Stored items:
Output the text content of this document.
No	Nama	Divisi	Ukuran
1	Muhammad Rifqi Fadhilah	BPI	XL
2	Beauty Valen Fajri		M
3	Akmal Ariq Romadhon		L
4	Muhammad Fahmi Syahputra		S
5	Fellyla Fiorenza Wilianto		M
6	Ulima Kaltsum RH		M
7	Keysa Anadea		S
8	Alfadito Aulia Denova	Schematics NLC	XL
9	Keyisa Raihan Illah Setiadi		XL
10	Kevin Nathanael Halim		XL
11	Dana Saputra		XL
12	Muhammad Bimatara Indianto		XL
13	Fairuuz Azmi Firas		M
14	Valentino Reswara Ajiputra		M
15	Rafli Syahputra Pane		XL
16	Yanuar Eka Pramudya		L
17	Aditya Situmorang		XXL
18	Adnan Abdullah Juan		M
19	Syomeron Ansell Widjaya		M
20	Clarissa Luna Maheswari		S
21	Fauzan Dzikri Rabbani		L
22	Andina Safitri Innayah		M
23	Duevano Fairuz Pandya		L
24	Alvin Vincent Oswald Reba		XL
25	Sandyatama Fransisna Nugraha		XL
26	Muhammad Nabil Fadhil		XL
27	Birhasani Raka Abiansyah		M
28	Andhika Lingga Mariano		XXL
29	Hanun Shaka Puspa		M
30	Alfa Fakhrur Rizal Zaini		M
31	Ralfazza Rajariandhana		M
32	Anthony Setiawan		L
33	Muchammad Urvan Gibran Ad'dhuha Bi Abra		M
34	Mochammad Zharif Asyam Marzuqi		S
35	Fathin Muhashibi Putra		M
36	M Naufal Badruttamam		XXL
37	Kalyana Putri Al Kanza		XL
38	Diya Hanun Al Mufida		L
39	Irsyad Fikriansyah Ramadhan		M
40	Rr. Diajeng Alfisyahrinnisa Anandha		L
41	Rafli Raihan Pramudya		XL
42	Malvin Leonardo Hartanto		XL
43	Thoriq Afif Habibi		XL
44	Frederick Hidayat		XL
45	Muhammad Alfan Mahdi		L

To do
Tally each line in the data that holds the word "Pramudya"; write only the total.

Solution to the exercise
2